# SUPPLIED RECORDS
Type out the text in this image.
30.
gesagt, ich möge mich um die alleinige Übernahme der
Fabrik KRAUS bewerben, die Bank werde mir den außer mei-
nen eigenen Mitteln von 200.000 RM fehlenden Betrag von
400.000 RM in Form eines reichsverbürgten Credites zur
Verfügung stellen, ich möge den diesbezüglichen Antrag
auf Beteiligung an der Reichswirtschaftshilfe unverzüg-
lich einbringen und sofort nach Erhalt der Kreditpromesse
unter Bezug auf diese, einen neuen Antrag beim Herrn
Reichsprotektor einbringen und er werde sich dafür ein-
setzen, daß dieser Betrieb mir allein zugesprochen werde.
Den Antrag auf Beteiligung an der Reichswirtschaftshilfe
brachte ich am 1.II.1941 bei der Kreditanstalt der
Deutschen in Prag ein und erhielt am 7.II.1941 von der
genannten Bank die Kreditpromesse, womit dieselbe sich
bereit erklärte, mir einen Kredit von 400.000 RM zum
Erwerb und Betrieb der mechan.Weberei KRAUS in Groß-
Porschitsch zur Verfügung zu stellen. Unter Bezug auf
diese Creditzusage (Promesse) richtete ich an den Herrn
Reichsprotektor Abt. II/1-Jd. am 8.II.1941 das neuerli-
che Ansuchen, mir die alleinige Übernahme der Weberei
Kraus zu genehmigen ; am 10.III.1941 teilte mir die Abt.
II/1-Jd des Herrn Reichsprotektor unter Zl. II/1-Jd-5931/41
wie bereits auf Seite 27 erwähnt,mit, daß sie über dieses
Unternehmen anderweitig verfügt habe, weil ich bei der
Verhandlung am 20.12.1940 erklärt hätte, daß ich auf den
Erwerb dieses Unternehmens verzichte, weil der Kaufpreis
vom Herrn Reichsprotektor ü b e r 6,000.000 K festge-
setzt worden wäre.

# PROBLEM TO WORK ON
Search the records for the word "möge" and copy every line where it occurs.

# ANSWER IN FULL
gesagt, ich möge mich um die alleinige Übernahme der
Verfügung stellen, ich möge den diesbezüglichen Antrag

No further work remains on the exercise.